What lines of the data hold the string "ffffff"? Pull each one out.
---*---
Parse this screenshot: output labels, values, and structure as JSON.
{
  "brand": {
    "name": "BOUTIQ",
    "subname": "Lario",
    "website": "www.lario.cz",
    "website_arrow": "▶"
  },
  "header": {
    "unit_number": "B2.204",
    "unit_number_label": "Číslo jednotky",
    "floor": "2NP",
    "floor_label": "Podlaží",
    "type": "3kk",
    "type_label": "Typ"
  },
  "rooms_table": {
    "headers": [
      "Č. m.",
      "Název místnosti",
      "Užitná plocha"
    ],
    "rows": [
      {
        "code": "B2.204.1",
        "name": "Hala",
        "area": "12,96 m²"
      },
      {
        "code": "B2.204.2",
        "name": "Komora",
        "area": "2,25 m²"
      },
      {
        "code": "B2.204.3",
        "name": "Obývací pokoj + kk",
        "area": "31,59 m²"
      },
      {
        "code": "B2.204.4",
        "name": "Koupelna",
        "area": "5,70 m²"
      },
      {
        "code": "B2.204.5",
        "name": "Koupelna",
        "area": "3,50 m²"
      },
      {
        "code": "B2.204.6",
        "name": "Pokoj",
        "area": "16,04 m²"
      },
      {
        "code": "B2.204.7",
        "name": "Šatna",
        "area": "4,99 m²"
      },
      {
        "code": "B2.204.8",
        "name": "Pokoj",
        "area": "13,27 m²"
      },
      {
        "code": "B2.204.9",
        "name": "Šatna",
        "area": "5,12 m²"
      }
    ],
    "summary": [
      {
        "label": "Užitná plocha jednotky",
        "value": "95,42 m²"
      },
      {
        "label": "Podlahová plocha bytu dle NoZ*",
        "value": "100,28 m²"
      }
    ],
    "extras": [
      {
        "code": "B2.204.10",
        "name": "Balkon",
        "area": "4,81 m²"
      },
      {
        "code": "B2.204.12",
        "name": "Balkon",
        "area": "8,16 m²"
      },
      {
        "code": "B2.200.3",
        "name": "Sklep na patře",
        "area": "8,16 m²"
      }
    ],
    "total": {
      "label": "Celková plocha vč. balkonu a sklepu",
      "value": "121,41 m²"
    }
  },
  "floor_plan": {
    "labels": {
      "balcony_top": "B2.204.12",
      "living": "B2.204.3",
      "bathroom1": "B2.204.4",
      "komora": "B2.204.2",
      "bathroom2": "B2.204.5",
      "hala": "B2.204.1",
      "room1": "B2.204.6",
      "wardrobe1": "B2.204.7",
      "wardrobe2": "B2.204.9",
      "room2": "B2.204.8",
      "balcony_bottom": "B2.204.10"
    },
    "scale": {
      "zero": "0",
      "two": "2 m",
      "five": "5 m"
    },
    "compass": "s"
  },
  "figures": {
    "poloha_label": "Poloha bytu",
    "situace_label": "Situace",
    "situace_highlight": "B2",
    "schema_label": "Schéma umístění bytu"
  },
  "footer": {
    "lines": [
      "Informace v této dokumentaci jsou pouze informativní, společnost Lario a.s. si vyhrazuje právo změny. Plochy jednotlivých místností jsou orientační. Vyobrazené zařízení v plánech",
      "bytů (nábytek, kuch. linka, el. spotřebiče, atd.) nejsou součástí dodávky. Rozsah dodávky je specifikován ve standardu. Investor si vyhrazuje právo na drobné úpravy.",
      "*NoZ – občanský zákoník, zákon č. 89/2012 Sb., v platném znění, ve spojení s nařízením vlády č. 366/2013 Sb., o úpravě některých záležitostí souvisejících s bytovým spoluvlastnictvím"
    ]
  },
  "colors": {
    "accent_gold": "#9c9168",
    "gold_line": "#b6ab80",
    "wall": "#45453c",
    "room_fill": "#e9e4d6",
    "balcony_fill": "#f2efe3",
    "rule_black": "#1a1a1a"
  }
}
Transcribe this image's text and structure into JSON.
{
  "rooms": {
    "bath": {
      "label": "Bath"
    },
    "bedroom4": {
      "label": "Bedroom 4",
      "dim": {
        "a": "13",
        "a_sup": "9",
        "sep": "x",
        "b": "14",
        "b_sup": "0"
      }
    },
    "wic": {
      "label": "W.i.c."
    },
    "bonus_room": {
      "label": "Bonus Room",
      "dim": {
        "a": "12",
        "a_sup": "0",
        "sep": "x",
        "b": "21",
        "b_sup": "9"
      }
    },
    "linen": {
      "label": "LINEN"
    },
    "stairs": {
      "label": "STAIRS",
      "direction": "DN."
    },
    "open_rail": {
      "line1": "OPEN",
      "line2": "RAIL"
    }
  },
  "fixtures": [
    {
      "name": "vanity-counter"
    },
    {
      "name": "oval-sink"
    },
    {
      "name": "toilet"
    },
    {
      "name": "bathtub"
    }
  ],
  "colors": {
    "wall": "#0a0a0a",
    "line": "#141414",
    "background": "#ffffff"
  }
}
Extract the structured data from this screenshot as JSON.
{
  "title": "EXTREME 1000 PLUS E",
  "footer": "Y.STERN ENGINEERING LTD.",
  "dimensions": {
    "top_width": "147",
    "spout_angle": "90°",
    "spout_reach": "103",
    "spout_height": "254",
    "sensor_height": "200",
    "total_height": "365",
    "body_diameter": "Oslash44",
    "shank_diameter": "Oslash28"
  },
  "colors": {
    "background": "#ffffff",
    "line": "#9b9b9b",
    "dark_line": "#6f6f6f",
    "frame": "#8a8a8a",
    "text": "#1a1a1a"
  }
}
---*---
ANSWER IN FULL:
    "background": "#ffffff"
    "background": "#ffffff",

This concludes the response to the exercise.